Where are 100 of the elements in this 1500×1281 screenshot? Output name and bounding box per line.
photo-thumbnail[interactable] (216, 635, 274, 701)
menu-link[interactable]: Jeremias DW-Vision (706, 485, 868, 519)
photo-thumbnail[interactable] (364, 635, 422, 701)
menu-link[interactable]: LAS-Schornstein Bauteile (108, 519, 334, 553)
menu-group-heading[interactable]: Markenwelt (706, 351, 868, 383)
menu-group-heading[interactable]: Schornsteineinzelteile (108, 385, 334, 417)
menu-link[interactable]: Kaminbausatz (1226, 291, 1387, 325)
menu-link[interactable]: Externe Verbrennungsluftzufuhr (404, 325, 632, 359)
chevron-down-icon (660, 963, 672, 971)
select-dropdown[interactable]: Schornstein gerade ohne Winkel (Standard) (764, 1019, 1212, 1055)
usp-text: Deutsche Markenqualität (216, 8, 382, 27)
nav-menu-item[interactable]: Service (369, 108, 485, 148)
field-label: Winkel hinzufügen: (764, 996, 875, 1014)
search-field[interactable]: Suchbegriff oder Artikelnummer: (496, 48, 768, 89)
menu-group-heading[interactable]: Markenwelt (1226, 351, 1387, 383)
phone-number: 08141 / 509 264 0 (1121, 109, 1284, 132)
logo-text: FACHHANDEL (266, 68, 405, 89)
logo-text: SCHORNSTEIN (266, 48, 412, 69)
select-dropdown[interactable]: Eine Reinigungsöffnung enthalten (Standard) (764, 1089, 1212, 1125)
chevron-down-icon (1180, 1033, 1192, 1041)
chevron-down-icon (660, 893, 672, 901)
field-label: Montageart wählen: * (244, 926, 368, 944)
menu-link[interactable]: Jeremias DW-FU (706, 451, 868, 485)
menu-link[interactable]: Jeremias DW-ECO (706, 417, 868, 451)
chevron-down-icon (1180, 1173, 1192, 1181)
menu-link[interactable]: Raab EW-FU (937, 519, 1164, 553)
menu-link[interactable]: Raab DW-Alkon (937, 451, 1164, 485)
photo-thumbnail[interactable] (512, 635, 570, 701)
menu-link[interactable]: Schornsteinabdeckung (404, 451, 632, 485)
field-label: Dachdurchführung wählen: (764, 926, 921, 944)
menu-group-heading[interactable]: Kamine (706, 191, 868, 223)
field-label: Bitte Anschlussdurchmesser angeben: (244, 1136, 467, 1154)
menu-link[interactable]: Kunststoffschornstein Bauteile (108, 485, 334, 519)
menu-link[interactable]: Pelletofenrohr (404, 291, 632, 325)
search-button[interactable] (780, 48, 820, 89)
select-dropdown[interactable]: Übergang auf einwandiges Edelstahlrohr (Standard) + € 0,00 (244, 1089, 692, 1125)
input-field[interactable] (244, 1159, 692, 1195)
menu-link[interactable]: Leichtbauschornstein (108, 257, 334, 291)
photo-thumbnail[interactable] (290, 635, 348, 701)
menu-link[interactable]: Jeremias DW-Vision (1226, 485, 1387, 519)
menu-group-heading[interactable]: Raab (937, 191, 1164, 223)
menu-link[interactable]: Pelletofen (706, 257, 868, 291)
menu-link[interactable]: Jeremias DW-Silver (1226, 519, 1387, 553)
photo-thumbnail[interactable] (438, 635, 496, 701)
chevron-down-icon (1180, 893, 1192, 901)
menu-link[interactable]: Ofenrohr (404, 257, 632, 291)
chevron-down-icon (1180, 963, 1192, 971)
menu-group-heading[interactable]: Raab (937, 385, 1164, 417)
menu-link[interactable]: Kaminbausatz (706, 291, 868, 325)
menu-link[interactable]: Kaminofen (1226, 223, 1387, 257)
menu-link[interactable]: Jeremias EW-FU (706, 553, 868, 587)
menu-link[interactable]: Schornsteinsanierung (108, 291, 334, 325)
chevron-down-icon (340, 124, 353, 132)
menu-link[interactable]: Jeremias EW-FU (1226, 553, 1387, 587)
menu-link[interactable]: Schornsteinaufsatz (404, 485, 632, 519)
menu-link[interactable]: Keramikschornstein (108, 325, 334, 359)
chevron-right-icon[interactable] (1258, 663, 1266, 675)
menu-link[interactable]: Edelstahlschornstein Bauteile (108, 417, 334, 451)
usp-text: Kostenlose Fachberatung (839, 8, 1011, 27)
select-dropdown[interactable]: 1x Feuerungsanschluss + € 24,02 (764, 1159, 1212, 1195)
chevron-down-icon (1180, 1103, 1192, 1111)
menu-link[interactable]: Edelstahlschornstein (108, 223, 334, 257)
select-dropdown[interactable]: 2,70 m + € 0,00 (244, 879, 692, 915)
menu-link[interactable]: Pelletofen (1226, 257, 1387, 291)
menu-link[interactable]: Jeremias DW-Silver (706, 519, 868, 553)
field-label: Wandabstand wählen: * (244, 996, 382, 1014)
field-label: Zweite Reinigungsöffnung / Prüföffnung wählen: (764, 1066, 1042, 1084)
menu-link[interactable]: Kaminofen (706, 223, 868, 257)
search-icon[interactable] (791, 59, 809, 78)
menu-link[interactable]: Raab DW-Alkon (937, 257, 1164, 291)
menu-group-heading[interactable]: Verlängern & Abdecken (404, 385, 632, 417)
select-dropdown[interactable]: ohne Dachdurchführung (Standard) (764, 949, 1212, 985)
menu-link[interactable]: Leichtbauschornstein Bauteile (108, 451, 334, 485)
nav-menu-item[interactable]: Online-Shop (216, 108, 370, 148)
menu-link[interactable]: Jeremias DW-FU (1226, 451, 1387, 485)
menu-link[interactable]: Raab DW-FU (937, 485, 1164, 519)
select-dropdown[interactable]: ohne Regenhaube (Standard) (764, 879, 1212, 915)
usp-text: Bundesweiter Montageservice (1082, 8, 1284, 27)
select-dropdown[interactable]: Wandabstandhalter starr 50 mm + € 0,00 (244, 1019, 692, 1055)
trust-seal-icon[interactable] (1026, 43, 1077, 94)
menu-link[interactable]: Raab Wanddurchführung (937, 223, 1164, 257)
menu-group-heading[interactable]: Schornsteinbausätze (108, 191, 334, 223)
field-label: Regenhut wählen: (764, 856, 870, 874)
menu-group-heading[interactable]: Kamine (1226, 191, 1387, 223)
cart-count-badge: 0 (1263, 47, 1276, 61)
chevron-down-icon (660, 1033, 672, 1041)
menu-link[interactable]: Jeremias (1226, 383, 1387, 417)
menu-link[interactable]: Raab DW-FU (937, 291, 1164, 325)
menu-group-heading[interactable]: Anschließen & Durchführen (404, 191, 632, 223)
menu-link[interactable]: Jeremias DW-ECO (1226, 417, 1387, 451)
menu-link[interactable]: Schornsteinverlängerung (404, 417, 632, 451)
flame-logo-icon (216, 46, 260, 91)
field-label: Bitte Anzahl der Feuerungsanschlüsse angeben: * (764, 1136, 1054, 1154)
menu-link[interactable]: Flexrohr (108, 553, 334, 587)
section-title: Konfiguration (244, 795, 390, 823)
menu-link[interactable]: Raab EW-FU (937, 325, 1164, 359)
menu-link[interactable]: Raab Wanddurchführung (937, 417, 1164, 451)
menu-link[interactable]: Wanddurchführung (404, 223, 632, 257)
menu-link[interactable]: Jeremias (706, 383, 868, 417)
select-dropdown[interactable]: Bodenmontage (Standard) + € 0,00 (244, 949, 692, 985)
* * * * * * * * *
Show each line of the items above that contains the string "chevron". Case counts.

Final answer >>
chevron-down-icon (660, 963, 672, 971)
chevron-down-icon (1180, 1033, 1192, 1041)
chevron-down-icon (660, 893, 672, 901)
chevron-down-icon (1180, 1173, 1192, 1181)
chevron-down-icon (1180, 893, 1192, 901)
chevron-down-icon (1180, 963, 1192, 971)
chevron-down-icon (340, 124, 353, 132)
chevron-right-icon[interactable] (1258, 663, 1266, 675)
chevron-down-icon (1180, 1103, 1192, 1111)
chevron-down-icon (660, 1033, 672, 1041)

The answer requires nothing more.